# The task
Records follow. Select each line holding "Terciary".

** Start Listed records **

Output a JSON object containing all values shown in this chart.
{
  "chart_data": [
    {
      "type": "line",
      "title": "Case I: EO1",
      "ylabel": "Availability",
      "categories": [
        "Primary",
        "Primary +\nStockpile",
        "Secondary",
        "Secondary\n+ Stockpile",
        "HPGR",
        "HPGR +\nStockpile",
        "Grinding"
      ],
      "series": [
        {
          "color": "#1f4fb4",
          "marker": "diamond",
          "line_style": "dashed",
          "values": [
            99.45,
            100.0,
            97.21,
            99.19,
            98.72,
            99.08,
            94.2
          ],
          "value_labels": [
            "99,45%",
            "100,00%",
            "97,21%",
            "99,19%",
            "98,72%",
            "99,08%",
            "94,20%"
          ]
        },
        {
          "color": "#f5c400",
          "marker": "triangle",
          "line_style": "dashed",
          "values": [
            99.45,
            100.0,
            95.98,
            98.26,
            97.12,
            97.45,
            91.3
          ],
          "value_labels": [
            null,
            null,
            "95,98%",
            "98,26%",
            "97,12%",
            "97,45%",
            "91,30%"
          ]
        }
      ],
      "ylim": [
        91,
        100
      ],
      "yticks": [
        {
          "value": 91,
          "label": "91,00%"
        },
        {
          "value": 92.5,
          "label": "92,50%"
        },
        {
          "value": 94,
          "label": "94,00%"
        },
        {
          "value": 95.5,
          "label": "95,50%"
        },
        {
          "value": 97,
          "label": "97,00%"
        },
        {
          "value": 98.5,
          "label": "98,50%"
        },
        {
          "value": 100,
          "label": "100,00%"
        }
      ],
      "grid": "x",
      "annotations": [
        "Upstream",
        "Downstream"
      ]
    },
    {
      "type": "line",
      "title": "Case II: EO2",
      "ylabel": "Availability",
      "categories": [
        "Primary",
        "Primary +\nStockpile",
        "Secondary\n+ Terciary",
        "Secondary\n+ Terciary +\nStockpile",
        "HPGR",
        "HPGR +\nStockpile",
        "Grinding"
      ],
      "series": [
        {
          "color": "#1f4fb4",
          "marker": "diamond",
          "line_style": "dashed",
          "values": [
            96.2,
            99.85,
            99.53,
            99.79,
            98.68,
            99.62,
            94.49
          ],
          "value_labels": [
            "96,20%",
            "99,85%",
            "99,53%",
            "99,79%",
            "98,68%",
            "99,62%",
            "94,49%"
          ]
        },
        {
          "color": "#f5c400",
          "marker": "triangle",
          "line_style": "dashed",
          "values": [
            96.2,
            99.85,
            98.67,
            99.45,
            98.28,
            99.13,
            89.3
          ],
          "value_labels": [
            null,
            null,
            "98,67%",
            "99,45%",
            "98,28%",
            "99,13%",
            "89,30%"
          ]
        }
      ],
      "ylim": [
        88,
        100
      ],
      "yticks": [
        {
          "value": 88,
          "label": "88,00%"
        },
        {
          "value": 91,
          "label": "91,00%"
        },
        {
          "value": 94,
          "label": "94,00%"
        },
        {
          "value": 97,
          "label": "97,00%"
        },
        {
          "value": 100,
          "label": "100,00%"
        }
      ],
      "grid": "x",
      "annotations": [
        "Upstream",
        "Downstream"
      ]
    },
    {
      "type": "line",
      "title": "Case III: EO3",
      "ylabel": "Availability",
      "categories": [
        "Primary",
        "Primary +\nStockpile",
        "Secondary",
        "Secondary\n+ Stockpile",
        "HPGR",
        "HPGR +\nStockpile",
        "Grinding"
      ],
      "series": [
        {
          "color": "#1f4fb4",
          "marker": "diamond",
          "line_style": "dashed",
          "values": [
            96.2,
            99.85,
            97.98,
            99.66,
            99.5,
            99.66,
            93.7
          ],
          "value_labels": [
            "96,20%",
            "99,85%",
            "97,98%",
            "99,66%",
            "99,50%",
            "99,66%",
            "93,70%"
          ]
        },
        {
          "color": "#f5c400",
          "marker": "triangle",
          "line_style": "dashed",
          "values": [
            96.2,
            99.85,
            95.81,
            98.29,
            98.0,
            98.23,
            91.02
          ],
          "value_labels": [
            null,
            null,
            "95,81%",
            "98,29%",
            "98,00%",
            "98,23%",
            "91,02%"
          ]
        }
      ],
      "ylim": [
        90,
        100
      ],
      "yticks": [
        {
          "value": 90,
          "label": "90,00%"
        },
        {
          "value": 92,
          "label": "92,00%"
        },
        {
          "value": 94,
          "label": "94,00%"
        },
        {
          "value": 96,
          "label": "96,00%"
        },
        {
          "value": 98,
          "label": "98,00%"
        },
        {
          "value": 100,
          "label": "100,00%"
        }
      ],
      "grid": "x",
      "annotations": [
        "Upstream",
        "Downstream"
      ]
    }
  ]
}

** End Listed records **

# Reply
        "Secondary\n+ Terciary",
        "Secondary\n+ Terciary +\nStockpile",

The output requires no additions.